-- Opening Marker --

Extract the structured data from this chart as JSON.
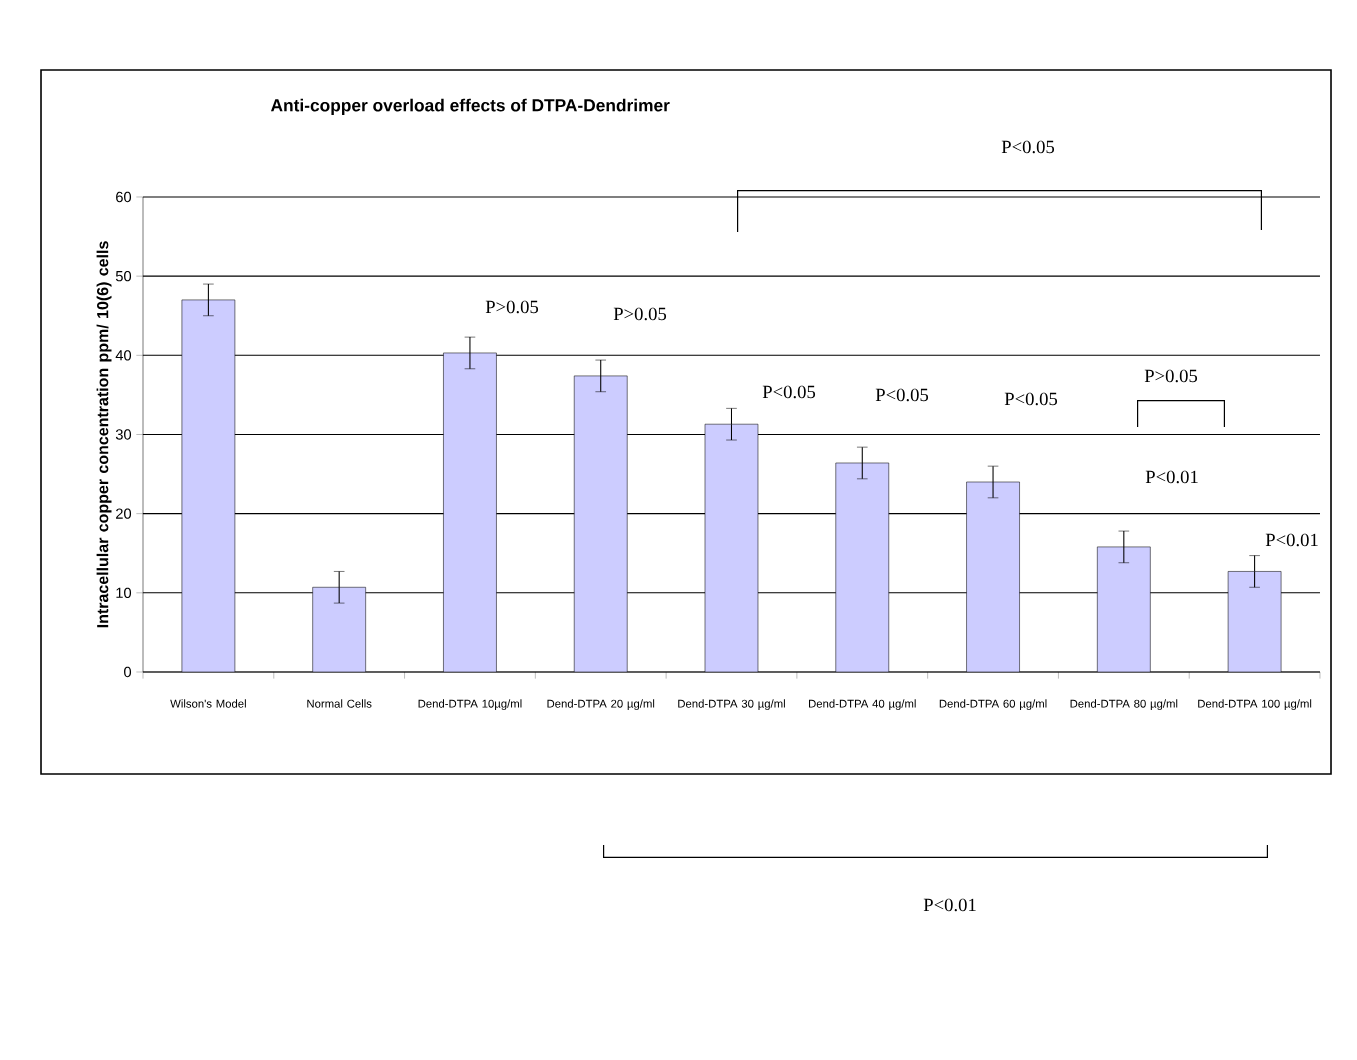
{
  "chart_data": {
    "type": "bar",
    "title": "Anti-copper overload effects of DTPA-Dendrimer",
    "ylabel": "Intracellular copper concentration ppm/ 10(6) cells",
    "categories": [
      "Wilson's Model",
      "Normal Cells",
      "Dend-DTPA 10µg/ml",
      "Dend-DTPA 20 µg/ml",
      "Dend-DTPA 30 µg/ml",
      "Dend-DTPA 40 µg/ml",
      "Dend-DTPA 60 µg/ml",
      "Dend-DTPA 80 µg/ml",
      "Dend-DTPA 100 µg/ml"
    ],
    "values": [
      47,
      10.7,
      40.3,
      37.4,
      31.3,
      26.4,
      24,
      15.8,
      12.7
    ],
    "errors": [
      2,
      2,
      2,
      2,
      2,
      2,
      2,
      2,
      2
    ],
    "color": "#ccccff",
    "ylim": [
      0,
      60
    ],
    "yticks": [
      0,
      10,
      20,
      30,
      40,
      50,
      60
    ],
    "grid": "y",
    "annotations": [
      "P>0.05",
      "P>0.05",
      "P<0.05",
      "P<0.05",
      "P<0.05",
      "P>0.05",
      "P<0.01",
      "P<0.01",
      "P<0.05",
      "P<0.01"
    ]
  }
}
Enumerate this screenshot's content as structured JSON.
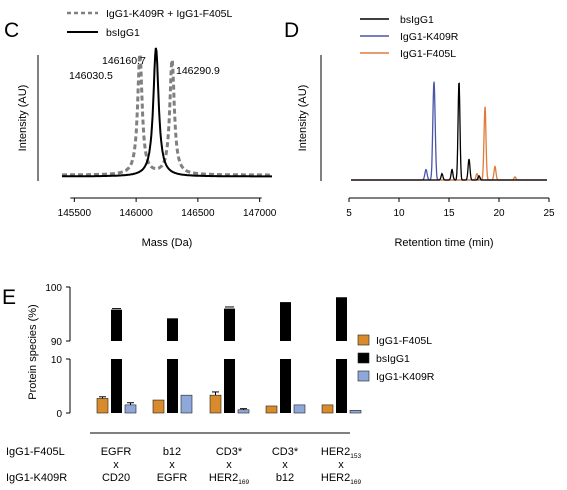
{
  "panels": {
    "c": {
      "letter": "C"
    },
    "d": {
      "letter": "D"
    },
    "e": {
      "letter": "E"
    }
  },
  "chart_data": [
    {
      "panel": "C",
      "type": "line",
      "xlabel": "Mass (Da)",
      "ylabel": "Intensity (AU)",
      "xlim": [
        145400,
        147100
      ],
      "xticks": [
        145500,
        146000,
        146500,
        147000
      ],
      "xtick_labels": [
        "145500",
        "146000",
        "146500",
        "147000"
      ],
      "legend": "top-left",
      "series": [
        {
          "name": "IgG1-K409R + IgG1-F405L",
          "style": "dashed",
          "color": "#808080",
          "peaks": [
            {
              "x": 146030.5,
              "height": 0.86
            },
            {
              "x": 146290.9,
              "height": 0.82
            }
          ]
        },
        {
          "name": "bsIgG1",
          "style": "solid",
          "color": "#000000",
          "peaks": [
            {
              "x": 146160.7,
              "height": 0.92
            }
          ]
        }
      ],
      "annotations": [
        "146030.5",
        "146160.7",
        "146290.9"
      ]
    },
    {
      "panel": "D",
      "type": "line",
      "xlabel": "Retention time (min)",
      "ylabel": "Intensity (AU)",
      "xlim": [
        5,
        25
      ],
      "xticks": [
        5,
        10,
        15,
        20,
        25
      ],
      "xtick_labels": [
        "5",
        "10",
        "15",
        "20",
        "25"
      ],
      "legend": "top-right",
      "series": [
        {
          "name": "bsIgG1",
          "color": "#000000",
          "peaks": [
            {
              "x": 14.3,
              "height": 0.06
            },
            {
              "x": 15.3,
              "height": 0.1
            },
            {
              "x": 16.0,
              "height": 0.94
            },
            {
              "x": 17.0,
              "height": 0.2
            },
            {
              "x": 18.0,
              "height": 0.04
            }
          ]
        },
        {
          "name": "IgG1-K409R",
          "color": "#4a55a8",
          "peaks": [
            {
              "x": 12.7,
              "height": 0.1
            },
            {
              "x": 13.5,
              "height": 0.94
            }
          ]
        },
        {
          "name": "IgG1-F405L",
          "color": "#e07b39",
          "peaks": [
            {
              "x": 17.8,
              "height": 0.06
            },
            {
              "x": 18.6,
              "height": 0.7
            },
            {
              "x": 19.6,
              "height": 0.13
            },
            {
              "x": 21.6,
              "height": 0.03
            }
          ]
        }
      ]
    },
    {
      "panel": "E",
      "type": "bar",
      "ylabel": "Protein species (%)",
      "y_segments": {
        "lower": [
          0,
          10
        ],
        "upper": [
          90,
          100
        ]
      },
      "yticks": [
        0,
        10,
        90,
        100
      ],
      "ytick_labels": [
        "0",
        "10",
        "90",
        "100"
      ],
      "legend": "right",
      "row_labels": [
        "IgG1-F405L",
        "IgG1-K409R"
      ],
      "categories": [
        {
          "top": "EGFR",
          "bottom": "CD20",
          "top_sub": "",
          "bottom_sub": ""
        },
        {
          "top": "b12",
          "bottom": "EGFR",
          "top_sub": "",
          "bottom_sub": ""
        },
        {
          "top": "CD3*",
          "bottom": "HER2",
          "top_sub": "",
          "bottom_sub": "169"
        },
        {
          "top": "CD3*",
          "bottom": "b12",
          "top_sub": "",
          "bottom_sub": ""
        },
        {
          "top": "HER2",
          "bottom": "HER2",
          "top_sub": "153",
          "bottom_sub": "169"
        }
      ],
      "cross": "x",
      "series": [
        {
          "name": "IgG1-F405L",
          "color": "#d98a2b",
          "values": [
            2.7,
            2.4,
            3.3,
            1.3,
            1.5
          ],
          "errors": [
            0.3,
            0,
            0.6,
            0,
            0
          ]
        },
        {
          "name": "bsIgG1",
          "color": "#000000",
          "values": [
            95.8,
            94.2,
            96.0,
            97.2,
            98.1
          ],
          "errors": [
            0.2,
            0,
            0.3,
            0,
            0
          ]
        },
        {
          "name": "IgG1-K409R",
          "color": "#8ea9d9",
          "values": [
            1.5,
            3.3,
            0.6,
            1.5,
            0.5
          ],
          "errors": [
            0.4,
            0,
            0.2,
            0,
            0
          ]
        }
      ]
    }
  ]
}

-- Closing Marker --

_Task statement_
Go through the material and copy out every line with "legend" in it.

_Exercise result_
      "legend": "top-left",
      "legend": "top-right",
      "legend": "right",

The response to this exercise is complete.